**Textblock**:
* * *

Brad Paisley: Play
Es ist schon eine mutige Entscheidung, wenn man sich als Mainstream-Künstler auf dem vorläufigen Höhepunkt seiner Karriere dazu entschließt, ein Album aufzunehmen, das so überhaupt nicht den Erwartungen seines Publikums entsprechen mag. Auf den ersten Blick zumindest. Denn Brad Paisley ist seit jeher dafür bekannt, auf jedes seiner Alben eine Instrumentalnummer zu packen. Eine davon – „Throttleneck“ – wurde sogar kürzlich mit einem Grammy veredelt. Trotzdem standen und stehen seine „richtigen“ Songs immer im Vordergrund und deshalb sollte und konnte auch dieses ursprünglich als rein instrumentales Werk geplante Album nicht ganz ohne sie auskommen. Schließlich will man auch ein wenig Material für die Charts in der Hinterhand haben, um den kommerziellen Erfolg wenigstens ein bisschen abzusichern. Und somit stehen dann letztendlich vier Gesangsnummern im Kontrast zu sage und schreibe elf Gitarrengewittern.
Das ist ’ne ganze Menge, bei der sich Brad Paisley einmal quer durch den Stil- und Genregarten pickt. Da gibt es elektrifizierten Bluegrass in Form von „Kentucky Jelly“, Classic Rock mit „Departure“ und „Cliffs of Rock City“, eine Verneigung vor einem oder vielleicht sogar DEM Gitarrengroßmeister schlechthin, Les Paul (gleichzeitig auch Schöpfer des berühmten Gibson Les Paul Modells) mit „Les Is More“ und sogar einen Ausflug in den Surfsound der 60er: „Turf’s Up“. Einiges davon hätte man sich auch gut auf einem seiner früheren Alben vorstellen können. Instrumentale Dauerfeuer wie das bluesige „Playing With Fire“ oder „Cluster Pluck“ dagegen werden wohl nur bei Musikern punkten können – wenn überhaupt. Dabei hatte man sich für letzteres gerade so viel Mühe gegeben und sage und schreibe sieben (!!!) Telecaster-Legenden ins Studio geholt: Vince Gill, James Burton, Albert Lee, John Jorgensen, Brent Mason, Redd Volkaert und Steve Wariner dürfen bei dieser Nummer mal allesamt ordentlich „von den Saiten ziehen“. Leider ist so gut wie nicht herauszuhören, wer hier welches Solo, welches Lick beigesteuert hat. Großes Gitarreninferno – noch größeres Chaos.

* * *

Wie viele Gesangsnummern hat das Album laut der Besprechung von Brad Paisleys „Play“? Die anschließenden Einträge sind eigenständiges Material.

(Einträge mit Elementboxen)
* * *

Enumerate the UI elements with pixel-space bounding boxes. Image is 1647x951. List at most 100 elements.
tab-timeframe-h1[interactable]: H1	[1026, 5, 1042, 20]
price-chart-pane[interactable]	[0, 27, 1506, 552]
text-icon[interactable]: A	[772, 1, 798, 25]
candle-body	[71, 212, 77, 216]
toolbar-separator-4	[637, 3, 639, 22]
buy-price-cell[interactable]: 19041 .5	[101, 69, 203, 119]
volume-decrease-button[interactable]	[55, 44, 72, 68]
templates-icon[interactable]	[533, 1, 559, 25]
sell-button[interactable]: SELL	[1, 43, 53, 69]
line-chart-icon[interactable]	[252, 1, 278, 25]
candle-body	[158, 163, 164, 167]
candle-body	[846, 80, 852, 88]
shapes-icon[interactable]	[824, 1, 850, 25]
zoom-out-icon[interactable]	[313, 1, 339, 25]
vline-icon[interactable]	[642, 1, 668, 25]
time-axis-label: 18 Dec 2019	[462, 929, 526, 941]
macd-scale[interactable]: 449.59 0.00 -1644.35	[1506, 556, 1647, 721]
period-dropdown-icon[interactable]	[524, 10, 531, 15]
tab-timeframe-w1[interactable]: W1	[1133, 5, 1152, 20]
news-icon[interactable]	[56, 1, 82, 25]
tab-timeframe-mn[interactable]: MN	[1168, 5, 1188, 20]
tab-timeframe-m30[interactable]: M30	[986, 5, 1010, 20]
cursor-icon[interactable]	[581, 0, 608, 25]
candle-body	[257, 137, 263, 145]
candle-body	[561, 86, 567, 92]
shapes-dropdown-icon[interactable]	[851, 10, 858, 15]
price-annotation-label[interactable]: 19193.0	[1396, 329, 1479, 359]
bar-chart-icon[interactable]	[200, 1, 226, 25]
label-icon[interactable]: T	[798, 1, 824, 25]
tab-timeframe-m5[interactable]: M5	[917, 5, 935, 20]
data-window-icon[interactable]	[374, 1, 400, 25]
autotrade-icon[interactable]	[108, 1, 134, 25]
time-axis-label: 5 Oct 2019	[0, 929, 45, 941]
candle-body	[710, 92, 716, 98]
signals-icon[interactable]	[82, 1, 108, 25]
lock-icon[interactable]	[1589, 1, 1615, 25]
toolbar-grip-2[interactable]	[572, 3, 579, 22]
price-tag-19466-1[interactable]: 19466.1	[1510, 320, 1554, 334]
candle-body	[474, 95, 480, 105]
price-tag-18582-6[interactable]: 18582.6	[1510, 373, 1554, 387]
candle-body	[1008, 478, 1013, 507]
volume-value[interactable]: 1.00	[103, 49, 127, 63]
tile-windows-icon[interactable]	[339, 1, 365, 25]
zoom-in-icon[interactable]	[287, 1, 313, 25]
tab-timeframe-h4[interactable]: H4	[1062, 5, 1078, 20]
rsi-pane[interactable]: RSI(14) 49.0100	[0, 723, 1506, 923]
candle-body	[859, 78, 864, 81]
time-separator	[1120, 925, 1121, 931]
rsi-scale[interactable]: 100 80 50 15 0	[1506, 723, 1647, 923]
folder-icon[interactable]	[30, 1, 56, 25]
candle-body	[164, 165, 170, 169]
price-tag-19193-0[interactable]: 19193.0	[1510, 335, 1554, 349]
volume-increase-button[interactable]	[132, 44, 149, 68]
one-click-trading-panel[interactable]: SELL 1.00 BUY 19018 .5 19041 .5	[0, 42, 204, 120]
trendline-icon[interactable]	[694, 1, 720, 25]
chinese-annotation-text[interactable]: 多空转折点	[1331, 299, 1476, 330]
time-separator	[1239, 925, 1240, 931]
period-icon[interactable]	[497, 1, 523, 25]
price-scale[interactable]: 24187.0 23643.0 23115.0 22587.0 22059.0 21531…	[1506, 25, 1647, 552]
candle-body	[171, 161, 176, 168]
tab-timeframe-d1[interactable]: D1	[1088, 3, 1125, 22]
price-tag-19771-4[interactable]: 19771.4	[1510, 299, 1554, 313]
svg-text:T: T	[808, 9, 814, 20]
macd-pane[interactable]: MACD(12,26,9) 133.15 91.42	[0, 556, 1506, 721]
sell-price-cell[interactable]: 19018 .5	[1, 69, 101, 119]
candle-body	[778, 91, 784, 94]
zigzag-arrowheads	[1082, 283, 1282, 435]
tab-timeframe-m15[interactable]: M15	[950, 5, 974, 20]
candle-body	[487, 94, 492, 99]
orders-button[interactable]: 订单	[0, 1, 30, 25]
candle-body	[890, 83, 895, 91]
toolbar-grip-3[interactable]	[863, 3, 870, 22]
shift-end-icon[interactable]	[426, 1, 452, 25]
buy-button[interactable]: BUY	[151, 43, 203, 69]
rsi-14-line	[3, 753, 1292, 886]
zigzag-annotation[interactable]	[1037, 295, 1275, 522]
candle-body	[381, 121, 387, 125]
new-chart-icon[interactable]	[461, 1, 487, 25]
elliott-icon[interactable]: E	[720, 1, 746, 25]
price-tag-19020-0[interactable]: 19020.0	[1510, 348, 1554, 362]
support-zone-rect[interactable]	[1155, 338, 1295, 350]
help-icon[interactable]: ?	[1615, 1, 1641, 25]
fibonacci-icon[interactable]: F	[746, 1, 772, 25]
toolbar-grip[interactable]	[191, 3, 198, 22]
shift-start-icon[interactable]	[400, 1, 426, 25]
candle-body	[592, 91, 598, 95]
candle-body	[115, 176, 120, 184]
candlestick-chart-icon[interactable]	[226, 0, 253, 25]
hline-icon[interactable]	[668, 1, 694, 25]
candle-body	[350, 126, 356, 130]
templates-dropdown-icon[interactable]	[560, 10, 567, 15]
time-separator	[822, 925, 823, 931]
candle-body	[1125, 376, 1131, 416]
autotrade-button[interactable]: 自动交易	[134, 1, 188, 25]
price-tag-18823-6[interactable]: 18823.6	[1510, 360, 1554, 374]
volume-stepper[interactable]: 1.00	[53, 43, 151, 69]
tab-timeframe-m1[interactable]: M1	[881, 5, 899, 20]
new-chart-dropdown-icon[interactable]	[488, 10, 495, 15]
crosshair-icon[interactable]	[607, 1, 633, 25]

* * *

**Fertige Antwort**:
Das Album hat vier Gesangsnummern.